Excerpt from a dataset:
+ + + +

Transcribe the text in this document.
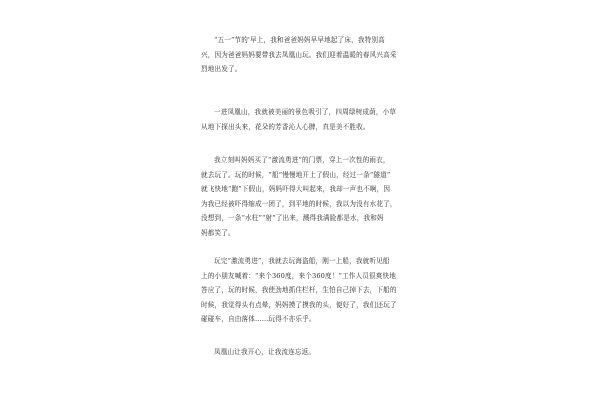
“五一”节的'早上，我和爸爸妈妈早早地起了床，我特别高
兴，因为爸爸妈妈要带我去凤凰山玩。我们迎着温暖的春风兴高采
烈地出发了。

一进凤凰山，我就被美丽的景色吸引了，四周绿树成荫，小草
从地下探出头来，花朵的芳香沁人心脾，真是美不胜收。

我立刻叫妈妈买了“激流勇进”的门票，穿上一次性的雨衣，
就去玩了。玩的时候，“船”慢慢地开上了假山，经过一条“隧道”
就飞快地“跑”下假山，妈妈吓得大叫起来，我却一声也不啊，因
为我已经被吓得缩成一团了，到平地的时候，我以为没有水花了，
没想到，一条“水柱”“射”了出来，溅得我满脸都是水，我和妈
妈都笑了。

玩完“激流勇进”，我就去玩海盗船，刚一上船，我就听见船
上的小朋友喊着：“来个360度，来个360度！”工作人员很爽快地
答应了，玩的时候，我使劲地抓住栏杆，生怕自己掉下去，下船的
时候，我觉得头有点晕，妈妈摸了摸我的头，便好了，我们还玩了
碰碰车，自由落体……玩得不亦乐乎。

凤凰山让我开心，让我流连忘返。
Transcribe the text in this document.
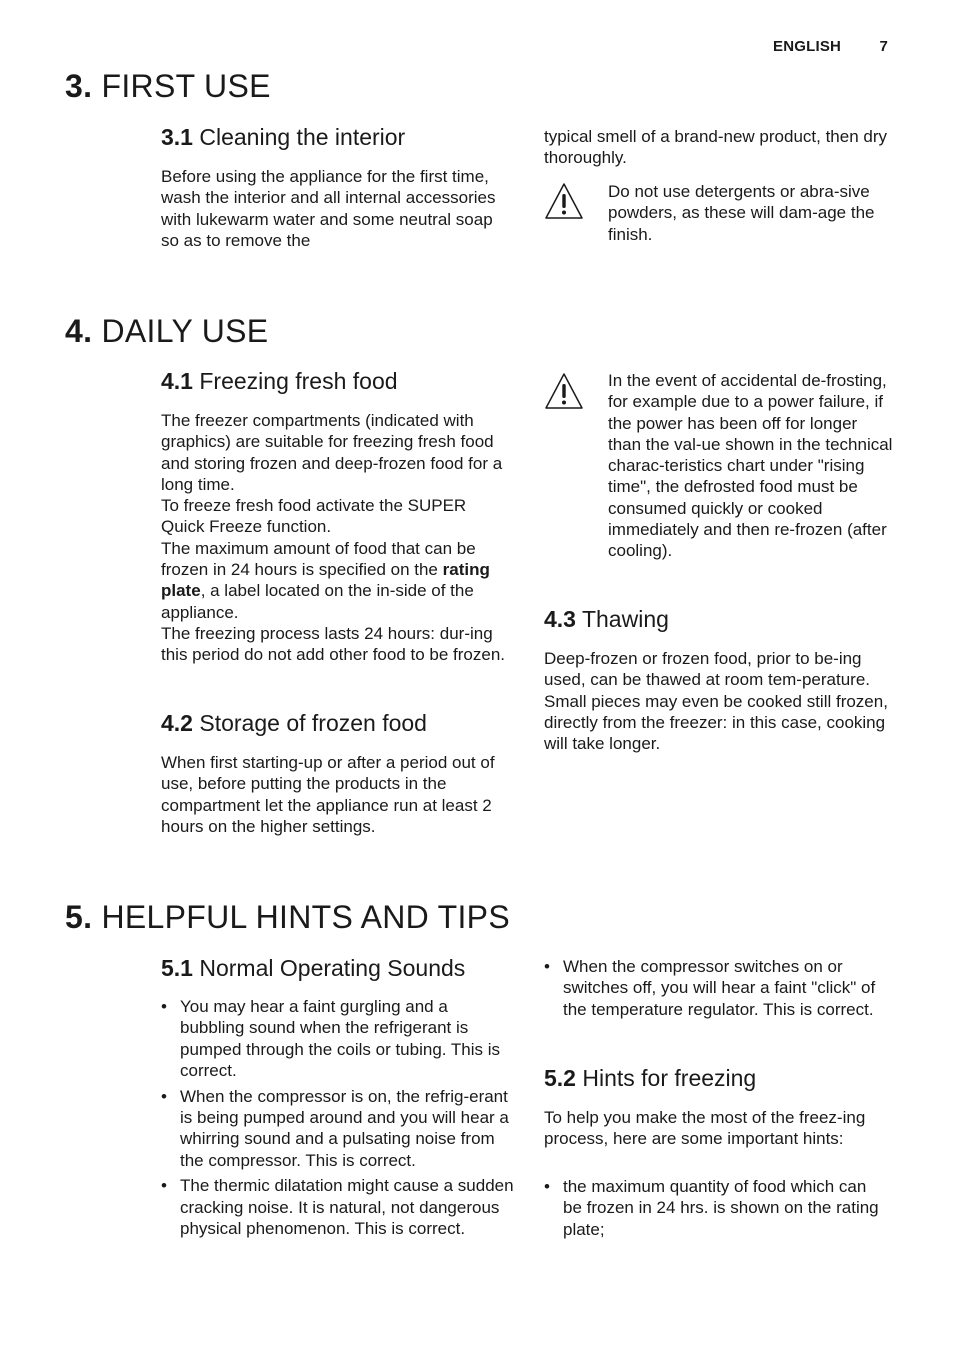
ENGLISH	7
3. FIRST USE
3.1 Cleaning the interior

Before using the appliance for the first time, wash the interior and all internal accessories with lukewarm water and some neutral soap so as to remove the

typical smell of a brand-new product, then dry thoroughly.

Do not use detergents or abra-sive powders, as these will dam-age the finish.

4. DAILY USE
4.1 Freezing fresh food

The freezer compartments (indicated with graphics) are suitable for freezing fresh food and storing frozen and deep-frozen food for a long time.

To freeze fresh food activate the SUPER Quick Freeze function.

The maximum amount of food that can be frozen in 24 hours is specified on the rating plate, a label located on the in-side of the appliance.

The freezing process lasts 24 hours: dur-ing this period do not add other food to be frozen.

In the event of accidental de-frosting, for example due to a power failure, if the power has been off for longer than the val-ue shown in the technical charac-teristics chart under "rising time", the defrosted food must be consumed quickly or cooked immediately and then re-frozen (after cooling).

4.2 Storage of frozen food

When first starting-up or after a period out of use, before putting the products in the compartment let the appliance run at least 2 hours on the higher settings.

4.3 Thawing

Deep-frozen or frozen food, prior to be-ing used, can be thawed at room tem-perature.

Small pieces may even be cooked still frozen, directly from the freezer: in this case, cooking will take longer.

5. HELPFUL HINTS AND TIPS
5.1 Normal Operating Sounds
• You may hear a faint gurgling and a bubbling sound when the refrigerant is pumped through the coils or tubing. This is correct.
• When the compressor is on, the refrig-erant is being pumped around and you will hear a whirring sound and a pulsating noise from the compressor. This is correct.
• The thermic dilatation might cause a sudden cracking noise. It is natural, not dangerous physical phenomenon. This is correct.
• When the compressor switches on or switches off, you will hear a faint "click" of the temperature regulator. This is correct.
5.2 Hints for freezing

To help you make the most of the freez-ing process, here are some important hints:

• the maximum quantity of food which can be frozen in 24 hrs. is shown on the rating plate;
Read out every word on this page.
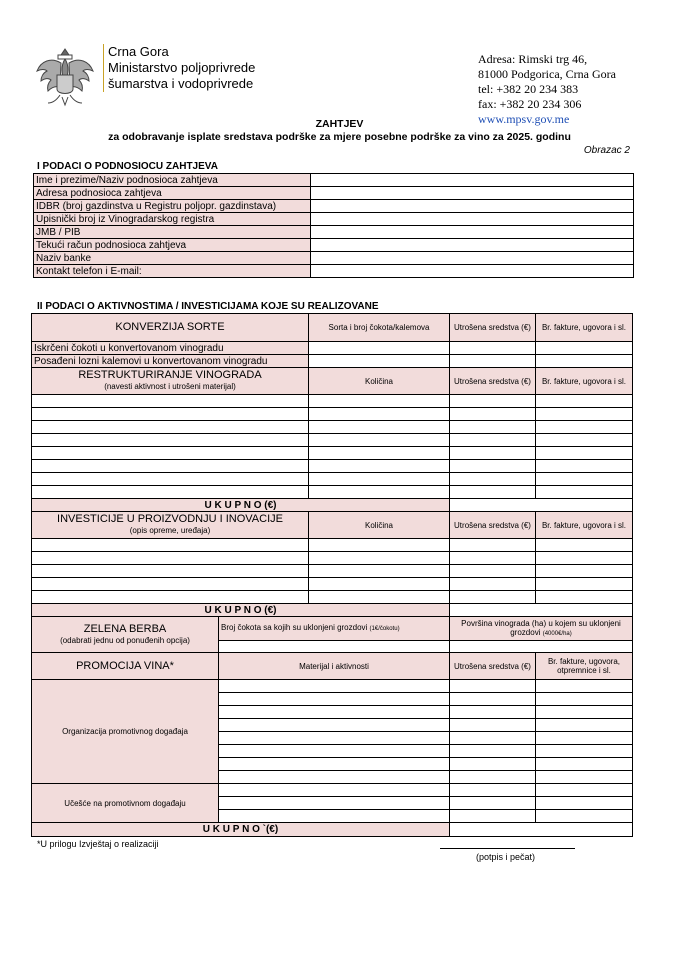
Crna Gora
Ministarstvo poljoprivrede
šumarstva i vodoprivrede
Adresa: Rimski trg 46,
81000 Podgorica, Crna Gora
tel: +382 20 234 383
fax: +382 20 234 306
www.mpsv.gov.me
ZAHTJEV
za odobravanje isplate sredstava podrške za mjere posebne podrške za vino za 2025. godinu
Obrazac 2
I PODACI O PODNOSIOCU ZAHTJEVA
Ime i prezime/Naziv podnosioca zahtjeva	
Adresa podnosioca zahtjeva	
IDBR (broj gazdinstva u Registru poljopr. gazdinstava)	
Upisnički broj iz Vinogradarskog registra	
JMB / PIB	
Tekući račun podnosioca zahtjeva	
Naziv banke	
Kontakt telefon i E-mail:	
II PODACI O AKTIVNOSTIMA / INVESTICIJAMA KOJE SU REALIZOVANE
KONVERZIJA SORTE		Sorta i broj čokota/kalemova	Utrošena sredstva (€)	Br. fakture, ugovora i sl.
Iskrčeni čokoti u konvertovanom vinogradu				
Posađeni lozni kalemovi u konvertovanom vinogradu				
RESTRUKTURIRANJE VINOGRADA
(navesti aktivnost i utrošeni materijal)		Količina	Utrošena sredstva (€)	Br. fakture, ugovora i sl.

U K U P N O (€)				
INVESTICIJE U PROIZVODNJU I INOVACIJE
(opis opreme, uređaja)		Količina	Utrošena sredstva (€)	Br. fakture, ugovora i sl.

U K U P N O (€)				
ZELENA BERBA
(odabrati jednu od ponuđenih opcija)	Broj čokota sa kojih su uklonjeni grozdovi (1€/čokotu)		Površina vinograda (ha) u kojem su uklonjeni grozdovi (4000€/ha)	

PROMOCIJA VINA*	Materijal i aktivnosti		Utrošena sredstva (€)	Br. fakture, ugovora, otpremnice i sl.
Organizacija promotivnog događaja				

Učešće na promotivnom događaju				

U K U P N O `(€)				
*U prilogu Izvještaj o realizaciji
(potpis i pečat)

+ + + +

WHAT YOU ARE ASKED TO DO: List every line above containing the word "fakture".

THE OUTPUT:
KONVERZIJA SORTE		Sorta i broj čokota/kalemova	Utrošena sredstva (€)	Br. fakture, ugovora i sl.
(navesti aktivnost i utrošeni materijal)		Količina	Utrošena sredstva (€)	Br. fakture, ugovora i sl.
(opis opreme, uređaja)		Količina	Utrošena sredstva (€)	Br. fakture, ugovora i sl.
PROMOCIJA VINA*	Materijal i aktivnosti		Utrošena sredstva (€)	Br. fakture, ugovora, otpremnice i sl.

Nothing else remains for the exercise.